▶ **What you will do**
Identify each line in the records below that contains the word "Shift", and copy it.

▶ **Data**
# # # #

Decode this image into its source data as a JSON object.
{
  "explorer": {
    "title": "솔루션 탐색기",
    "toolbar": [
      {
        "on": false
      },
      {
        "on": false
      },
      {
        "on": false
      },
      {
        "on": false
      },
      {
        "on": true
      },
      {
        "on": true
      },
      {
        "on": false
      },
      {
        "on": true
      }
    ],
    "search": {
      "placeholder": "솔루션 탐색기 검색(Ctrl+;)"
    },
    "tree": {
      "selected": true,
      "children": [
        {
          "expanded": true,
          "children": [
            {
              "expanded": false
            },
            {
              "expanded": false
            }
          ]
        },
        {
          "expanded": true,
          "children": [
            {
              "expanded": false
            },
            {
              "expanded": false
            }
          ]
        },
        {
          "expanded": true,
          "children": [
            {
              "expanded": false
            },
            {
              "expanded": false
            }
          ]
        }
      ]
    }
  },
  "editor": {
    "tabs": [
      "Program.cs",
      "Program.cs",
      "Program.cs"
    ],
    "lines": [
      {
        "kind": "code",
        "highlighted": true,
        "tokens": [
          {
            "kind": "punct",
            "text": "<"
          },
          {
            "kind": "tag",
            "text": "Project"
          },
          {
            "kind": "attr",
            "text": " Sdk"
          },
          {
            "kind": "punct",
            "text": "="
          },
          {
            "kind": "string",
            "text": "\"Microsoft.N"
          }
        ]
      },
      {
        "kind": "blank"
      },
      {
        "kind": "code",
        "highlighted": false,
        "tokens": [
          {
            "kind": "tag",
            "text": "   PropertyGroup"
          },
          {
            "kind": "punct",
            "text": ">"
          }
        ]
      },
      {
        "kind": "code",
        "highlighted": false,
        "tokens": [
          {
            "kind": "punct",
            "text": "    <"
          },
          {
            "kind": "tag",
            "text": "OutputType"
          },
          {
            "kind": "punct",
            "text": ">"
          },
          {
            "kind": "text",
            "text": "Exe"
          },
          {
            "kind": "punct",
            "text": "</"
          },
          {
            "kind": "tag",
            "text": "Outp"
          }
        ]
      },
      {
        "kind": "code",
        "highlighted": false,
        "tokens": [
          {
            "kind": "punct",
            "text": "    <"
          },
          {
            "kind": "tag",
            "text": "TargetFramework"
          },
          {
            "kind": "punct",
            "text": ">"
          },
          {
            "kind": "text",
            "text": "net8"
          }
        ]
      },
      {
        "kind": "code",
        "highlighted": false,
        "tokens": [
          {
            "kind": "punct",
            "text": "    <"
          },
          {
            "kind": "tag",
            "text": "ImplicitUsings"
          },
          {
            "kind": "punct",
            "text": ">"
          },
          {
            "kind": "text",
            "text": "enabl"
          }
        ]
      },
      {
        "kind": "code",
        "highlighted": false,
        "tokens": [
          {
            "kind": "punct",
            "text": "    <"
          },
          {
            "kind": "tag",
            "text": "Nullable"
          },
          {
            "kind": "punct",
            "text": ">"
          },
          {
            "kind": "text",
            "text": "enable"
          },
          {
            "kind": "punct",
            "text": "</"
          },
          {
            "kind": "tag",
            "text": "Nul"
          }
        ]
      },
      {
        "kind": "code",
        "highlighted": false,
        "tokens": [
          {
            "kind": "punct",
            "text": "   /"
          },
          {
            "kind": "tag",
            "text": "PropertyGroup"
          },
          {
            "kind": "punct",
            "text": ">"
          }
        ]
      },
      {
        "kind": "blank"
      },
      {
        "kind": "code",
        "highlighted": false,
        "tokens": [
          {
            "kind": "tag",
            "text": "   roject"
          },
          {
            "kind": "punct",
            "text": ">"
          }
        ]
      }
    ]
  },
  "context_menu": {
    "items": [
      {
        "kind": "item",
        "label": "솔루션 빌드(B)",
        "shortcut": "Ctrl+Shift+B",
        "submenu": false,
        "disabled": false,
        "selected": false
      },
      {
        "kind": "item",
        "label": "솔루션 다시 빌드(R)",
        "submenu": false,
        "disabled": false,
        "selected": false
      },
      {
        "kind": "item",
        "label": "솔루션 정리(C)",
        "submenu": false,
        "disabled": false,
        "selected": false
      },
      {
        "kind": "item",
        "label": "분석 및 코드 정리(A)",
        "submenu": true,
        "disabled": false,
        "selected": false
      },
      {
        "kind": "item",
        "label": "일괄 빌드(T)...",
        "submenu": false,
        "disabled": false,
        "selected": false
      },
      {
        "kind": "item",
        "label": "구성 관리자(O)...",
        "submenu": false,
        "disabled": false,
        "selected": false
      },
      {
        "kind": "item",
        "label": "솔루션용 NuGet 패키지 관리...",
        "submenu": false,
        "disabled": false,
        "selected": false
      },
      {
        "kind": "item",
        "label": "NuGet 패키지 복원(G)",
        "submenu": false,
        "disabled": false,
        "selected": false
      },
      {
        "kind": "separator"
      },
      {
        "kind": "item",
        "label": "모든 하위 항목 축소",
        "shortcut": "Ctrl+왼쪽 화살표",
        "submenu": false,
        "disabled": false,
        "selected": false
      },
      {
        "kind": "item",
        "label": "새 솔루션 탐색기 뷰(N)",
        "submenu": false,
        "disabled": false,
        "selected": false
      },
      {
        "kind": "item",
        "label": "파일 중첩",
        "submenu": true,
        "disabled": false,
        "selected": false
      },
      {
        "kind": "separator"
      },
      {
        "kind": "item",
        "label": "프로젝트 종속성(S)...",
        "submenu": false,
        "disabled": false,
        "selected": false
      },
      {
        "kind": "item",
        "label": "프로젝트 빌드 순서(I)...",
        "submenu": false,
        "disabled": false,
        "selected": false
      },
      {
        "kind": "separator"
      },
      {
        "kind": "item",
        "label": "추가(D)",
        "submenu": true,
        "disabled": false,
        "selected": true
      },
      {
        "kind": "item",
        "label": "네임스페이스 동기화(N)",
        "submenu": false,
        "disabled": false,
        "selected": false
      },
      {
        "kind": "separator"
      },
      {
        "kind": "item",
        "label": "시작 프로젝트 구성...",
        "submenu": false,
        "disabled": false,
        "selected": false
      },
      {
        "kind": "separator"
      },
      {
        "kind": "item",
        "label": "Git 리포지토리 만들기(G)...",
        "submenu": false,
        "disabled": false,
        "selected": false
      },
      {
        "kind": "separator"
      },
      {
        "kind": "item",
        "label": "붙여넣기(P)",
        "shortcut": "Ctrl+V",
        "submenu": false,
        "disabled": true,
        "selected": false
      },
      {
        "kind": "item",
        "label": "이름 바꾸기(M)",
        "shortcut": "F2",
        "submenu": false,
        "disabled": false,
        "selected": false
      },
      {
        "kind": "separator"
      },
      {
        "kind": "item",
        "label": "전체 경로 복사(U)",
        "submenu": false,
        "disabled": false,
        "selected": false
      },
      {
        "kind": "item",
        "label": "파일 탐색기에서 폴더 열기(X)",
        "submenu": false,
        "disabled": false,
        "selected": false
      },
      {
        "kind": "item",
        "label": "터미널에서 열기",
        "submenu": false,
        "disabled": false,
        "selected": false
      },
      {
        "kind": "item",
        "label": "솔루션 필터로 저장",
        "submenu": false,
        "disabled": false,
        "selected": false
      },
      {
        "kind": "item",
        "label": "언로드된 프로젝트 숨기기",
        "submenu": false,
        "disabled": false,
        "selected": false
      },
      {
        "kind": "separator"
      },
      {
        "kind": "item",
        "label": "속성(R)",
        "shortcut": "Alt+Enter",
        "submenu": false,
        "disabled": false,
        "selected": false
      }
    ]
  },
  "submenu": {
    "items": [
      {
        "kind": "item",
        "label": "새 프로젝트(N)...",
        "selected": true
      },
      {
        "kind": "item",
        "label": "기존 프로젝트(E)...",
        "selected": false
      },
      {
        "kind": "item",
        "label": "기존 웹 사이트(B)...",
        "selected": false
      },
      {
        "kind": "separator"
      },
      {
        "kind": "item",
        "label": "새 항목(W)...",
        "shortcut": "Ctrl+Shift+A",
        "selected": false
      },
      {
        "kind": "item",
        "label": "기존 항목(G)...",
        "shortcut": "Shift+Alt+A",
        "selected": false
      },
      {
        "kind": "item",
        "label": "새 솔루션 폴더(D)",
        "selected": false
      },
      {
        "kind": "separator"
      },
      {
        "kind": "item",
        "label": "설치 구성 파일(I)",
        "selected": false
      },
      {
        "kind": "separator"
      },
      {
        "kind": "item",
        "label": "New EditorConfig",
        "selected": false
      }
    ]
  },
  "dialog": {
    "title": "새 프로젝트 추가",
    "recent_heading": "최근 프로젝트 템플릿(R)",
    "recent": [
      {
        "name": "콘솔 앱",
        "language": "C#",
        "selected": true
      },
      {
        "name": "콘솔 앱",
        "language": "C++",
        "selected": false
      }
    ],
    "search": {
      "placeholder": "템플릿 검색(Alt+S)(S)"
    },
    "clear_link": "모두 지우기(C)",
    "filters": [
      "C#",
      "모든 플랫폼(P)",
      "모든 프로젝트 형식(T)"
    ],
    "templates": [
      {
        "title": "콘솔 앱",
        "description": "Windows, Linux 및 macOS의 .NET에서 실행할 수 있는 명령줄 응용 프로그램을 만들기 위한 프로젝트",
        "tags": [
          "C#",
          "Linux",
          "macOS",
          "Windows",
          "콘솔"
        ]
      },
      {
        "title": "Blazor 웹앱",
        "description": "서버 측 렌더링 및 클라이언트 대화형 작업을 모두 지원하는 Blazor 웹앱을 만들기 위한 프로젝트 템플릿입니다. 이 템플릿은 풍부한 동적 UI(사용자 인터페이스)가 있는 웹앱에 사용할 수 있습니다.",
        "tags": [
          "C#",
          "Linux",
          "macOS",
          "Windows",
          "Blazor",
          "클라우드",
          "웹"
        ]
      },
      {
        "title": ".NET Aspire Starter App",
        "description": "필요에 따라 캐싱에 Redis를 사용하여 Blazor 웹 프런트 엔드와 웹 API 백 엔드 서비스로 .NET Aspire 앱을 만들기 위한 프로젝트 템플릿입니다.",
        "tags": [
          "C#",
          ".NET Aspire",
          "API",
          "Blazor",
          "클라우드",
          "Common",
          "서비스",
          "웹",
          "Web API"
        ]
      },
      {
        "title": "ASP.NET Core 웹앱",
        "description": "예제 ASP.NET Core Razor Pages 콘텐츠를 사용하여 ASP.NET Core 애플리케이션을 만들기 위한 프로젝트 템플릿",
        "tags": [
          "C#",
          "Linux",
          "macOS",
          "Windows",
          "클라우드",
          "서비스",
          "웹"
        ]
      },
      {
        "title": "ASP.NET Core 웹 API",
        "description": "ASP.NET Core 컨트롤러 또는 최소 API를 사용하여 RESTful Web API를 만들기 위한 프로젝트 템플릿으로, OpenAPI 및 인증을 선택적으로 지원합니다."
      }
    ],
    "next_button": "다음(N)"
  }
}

# # # #

▶ **Result for this task**
        "shortcut": "Ctrl+Shift+B",
        "shortcut": "Ctrl+Shift+A",
        "shortcut": "Shift+Alt+A",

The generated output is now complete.